=== Directive ===
Say how many lines hold the string "Gylly"; please write nothing but the number.

────────────────

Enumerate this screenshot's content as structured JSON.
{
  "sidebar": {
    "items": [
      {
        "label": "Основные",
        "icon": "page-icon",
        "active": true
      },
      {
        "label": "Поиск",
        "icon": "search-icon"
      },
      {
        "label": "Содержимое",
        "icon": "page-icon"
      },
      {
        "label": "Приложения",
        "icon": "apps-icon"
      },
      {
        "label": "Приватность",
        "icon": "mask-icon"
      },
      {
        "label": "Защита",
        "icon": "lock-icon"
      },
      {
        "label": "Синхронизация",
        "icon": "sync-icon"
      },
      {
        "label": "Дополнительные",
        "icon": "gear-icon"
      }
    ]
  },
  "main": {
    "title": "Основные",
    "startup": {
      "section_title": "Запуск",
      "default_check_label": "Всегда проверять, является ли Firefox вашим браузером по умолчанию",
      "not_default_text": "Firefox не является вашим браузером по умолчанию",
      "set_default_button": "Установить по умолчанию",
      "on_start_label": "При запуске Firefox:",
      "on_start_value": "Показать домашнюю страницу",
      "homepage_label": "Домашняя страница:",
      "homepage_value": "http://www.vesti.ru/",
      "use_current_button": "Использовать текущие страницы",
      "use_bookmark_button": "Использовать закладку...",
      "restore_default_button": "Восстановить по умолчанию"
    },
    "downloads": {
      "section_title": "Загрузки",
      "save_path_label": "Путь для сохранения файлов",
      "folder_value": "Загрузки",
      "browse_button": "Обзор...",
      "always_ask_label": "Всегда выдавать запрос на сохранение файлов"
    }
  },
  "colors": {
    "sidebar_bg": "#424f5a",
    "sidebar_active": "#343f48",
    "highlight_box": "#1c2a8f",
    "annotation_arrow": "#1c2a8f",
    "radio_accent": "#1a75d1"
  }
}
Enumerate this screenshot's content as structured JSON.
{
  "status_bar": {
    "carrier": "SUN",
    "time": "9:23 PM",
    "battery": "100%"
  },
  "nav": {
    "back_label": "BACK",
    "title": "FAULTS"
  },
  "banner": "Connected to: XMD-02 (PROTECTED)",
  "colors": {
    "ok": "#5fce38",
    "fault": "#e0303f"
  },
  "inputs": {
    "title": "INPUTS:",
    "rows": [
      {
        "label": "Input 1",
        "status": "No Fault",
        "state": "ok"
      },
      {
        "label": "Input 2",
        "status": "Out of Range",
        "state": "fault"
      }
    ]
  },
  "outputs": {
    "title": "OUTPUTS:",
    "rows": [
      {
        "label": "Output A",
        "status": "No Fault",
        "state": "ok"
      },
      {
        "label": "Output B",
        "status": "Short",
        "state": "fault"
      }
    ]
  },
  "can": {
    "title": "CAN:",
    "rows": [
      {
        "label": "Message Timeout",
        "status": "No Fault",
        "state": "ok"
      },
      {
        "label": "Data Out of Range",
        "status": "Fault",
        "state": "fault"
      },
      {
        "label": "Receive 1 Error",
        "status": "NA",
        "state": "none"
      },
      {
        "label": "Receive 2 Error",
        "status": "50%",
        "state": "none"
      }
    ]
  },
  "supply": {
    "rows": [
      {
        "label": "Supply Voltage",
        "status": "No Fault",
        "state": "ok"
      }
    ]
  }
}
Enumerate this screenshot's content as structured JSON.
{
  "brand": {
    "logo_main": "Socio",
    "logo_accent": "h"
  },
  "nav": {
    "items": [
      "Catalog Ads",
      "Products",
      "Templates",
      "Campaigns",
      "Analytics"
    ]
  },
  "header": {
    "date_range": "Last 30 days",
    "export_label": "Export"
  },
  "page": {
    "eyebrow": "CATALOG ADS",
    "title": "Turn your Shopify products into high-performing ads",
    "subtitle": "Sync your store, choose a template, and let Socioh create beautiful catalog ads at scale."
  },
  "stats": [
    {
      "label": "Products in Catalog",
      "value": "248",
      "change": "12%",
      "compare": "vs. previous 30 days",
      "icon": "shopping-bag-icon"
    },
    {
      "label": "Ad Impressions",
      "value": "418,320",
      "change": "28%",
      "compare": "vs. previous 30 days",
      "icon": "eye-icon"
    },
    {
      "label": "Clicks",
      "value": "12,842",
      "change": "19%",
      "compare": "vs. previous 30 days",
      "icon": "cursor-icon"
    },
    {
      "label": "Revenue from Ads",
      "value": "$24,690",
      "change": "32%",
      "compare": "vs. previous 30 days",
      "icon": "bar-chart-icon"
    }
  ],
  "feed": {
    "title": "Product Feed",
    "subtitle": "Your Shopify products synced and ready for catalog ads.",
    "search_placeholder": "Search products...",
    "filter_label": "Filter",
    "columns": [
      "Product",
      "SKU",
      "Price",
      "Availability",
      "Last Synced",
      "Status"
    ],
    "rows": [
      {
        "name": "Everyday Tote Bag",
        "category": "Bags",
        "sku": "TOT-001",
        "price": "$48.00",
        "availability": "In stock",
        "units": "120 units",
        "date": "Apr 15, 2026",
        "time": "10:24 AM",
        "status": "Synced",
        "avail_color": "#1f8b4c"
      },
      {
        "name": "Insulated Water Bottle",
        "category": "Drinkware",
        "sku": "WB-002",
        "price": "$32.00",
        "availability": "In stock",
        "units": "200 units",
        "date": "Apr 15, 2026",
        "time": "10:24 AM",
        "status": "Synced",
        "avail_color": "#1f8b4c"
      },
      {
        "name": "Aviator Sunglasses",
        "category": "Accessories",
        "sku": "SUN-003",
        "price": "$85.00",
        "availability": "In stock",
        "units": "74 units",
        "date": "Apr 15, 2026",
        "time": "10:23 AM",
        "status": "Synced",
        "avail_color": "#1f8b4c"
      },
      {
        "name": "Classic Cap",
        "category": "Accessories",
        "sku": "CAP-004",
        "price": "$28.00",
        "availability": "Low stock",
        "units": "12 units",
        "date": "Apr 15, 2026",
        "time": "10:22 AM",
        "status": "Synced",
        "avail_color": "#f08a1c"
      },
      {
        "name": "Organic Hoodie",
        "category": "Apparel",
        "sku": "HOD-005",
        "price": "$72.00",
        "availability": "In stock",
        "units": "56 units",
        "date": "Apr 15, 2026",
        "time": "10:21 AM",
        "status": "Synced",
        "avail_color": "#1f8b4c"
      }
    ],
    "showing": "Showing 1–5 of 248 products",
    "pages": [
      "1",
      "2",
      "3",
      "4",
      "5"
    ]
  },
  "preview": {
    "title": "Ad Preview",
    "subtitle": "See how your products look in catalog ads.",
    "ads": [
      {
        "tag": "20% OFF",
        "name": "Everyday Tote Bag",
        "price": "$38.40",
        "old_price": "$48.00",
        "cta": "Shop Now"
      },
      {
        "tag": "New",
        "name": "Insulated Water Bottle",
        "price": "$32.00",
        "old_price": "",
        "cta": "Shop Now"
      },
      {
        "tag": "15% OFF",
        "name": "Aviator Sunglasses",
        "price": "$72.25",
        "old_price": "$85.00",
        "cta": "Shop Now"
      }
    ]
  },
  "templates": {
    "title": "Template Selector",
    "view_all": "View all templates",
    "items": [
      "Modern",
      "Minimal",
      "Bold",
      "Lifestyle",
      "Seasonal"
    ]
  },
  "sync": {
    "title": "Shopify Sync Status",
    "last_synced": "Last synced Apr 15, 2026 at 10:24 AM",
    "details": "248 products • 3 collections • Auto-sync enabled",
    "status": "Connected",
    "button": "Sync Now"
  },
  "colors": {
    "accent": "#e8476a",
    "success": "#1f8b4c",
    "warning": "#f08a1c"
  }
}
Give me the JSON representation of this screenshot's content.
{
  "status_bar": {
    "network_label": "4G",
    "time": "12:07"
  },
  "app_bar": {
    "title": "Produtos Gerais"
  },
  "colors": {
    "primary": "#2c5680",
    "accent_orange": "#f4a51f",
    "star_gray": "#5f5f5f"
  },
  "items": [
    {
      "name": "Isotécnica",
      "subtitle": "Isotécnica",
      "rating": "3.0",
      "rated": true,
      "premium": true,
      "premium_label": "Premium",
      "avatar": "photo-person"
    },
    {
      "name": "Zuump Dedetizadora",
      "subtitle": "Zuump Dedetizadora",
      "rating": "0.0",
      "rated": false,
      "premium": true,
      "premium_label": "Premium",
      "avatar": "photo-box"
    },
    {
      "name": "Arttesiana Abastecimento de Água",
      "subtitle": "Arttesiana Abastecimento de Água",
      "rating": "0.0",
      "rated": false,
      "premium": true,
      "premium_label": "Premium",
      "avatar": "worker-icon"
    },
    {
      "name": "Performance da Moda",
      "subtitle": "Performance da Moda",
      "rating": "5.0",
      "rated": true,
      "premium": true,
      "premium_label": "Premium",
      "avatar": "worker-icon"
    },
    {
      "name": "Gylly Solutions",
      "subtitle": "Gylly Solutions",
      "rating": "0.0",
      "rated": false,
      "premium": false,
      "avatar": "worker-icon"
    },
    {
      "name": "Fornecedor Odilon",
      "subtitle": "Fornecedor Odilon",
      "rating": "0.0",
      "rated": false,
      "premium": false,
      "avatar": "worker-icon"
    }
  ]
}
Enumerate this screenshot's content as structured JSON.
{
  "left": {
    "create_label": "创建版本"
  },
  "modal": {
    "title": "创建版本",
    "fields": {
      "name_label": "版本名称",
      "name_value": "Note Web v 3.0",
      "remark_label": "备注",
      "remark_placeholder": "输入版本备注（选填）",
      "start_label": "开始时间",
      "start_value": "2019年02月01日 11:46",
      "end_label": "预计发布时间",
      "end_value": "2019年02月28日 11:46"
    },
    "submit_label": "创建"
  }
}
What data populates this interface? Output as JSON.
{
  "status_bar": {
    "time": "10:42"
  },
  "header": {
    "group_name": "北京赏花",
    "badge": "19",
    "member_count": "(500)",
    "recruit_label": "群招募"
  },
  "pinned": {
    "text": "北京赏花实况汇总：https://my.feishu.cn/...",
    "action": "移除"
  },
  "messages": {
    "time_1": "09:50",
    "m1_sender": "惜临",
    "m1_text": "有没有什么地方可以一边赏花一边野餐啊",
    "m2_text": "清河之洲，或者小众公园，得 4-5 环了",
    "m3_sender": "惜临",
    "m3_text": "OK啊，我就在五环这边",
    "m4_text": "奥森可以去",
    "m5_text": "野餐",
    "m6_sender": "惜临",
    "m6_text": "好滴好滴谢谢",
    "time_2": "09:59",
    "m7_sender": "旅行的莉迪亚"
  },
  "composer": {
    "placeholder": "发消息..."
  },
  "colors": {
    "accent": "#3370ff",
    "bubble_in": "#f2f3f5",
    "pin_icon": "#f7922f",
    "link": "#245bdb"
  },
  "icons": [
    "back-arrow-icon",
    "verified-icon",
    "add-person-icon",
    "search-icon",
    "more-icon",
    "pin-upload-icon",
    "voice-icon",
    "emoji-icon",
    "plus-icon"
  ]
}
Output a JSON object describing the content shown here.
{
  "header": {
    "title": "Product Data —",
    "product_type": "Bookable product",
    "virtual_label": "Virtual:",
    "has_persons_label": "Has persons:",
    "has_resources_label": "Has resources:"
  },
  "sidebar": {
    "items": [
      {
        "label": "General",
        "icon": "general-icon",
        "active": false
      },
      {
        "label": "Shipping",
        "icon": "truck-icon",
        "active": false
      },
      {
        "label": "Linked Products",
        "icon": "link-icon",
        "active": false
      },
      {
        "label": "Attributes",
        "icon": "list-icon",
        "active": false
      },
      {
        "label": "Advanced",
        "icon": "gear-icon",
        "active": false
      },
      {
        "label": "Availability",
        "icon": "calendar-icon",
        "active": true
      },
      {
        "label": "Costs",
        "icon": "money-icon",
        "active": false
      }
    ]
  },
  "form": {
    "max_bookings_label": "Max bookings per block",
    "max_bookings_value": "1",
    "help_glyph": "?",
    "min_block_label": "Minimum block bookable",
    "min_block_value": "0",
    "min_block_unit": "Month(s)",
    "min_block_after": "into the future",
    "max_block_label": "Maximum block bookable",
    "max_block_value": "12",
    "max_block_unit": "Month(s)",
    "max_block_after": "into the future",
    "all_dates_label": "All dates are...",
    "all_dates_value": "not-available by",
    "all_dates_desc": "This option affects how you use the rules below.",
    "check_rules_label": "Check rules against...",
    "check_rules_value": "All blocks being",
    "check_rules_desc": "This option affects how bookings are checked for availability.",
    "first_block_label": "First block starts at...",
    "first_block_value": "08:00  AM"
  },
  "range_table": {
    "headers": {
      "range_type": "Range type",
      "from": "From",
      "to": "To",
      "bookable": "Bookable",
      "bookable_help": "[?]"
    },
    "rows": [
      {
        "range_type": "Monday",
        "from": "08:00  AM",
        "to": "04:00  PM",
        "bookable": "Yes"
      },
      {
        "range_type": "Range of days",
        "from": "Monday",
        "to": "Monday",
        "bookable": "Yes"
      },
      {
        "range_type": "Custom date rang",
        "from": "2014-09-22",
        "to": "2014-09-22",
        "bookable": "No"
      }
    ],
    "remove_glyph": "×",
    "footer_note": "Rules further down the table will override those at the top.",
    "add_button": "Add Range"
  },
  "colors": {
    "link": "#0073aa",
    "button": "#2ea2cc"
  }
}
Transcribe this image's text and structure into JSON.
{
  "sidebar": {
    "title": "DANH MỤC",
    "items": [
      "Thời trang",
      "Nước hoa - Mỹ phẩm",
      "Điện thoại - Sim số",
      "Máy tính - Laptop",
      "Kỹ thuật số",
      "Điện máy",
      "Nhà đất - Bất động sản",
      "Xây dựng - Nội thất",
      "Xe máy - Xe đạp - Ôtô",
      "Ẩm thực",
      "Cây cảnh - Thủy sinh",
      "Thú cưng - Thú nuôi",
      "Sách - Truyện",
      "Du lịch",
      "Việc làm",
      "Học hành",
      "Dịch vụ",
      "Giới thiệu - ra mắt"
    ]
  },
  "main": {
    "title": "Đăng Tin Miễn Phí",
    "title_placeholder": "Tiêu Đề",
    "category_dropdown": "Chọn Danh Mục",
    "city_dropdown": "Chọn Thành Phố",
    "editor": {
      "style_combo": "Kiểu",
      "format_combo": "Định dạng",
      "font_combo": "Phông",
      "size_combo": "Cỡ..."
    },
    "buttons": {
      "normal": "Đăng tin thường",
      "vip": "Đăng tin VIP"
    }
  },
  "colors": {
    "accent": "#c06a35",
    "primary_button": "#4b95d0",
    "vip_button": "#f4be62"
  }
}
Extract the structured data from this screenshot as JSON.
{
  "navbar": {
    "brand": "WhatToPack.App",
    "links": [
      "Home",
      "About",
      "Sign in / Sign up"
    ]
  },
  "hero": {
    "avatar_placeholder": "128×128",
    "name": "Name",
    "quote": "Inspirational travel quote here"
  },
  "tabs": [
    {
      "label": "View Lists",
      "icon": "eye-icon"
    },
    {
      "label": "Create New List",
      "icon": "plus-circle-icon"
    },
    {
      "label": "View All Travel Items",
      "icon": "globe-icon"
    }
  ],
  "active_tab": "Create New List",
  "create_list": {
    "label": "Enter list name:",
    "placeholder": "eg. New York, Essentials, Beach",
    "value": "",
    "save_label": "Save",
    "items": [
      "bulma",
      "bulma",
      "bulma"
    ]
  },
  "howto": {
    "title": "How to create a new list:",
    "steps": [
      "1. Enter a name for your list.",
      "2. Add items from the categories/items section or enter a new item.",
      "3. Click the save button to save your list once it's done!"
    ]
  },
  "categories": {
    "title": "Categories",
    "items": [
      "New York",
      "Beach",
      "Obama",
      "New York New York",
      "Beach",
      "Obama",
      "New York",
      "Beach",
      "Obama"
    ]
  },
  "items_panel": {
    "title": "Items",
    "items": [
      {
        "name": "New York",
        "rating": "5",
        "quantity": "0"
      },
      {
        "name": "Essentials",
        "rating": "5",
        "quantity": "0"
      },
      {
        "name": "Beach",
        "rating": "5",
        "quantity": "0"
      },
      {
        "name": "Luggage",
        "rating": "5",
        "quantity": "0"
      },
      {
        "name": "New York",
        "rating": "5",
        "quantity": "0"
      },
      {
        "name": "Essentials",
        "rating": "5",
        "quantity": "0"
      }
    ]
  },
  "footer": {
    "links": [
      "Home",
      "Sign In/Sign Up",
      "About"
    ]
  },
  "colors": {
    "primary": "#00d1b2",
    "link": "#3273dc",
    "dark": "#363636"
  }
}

────────────────

=== Solution for this exercise ===
2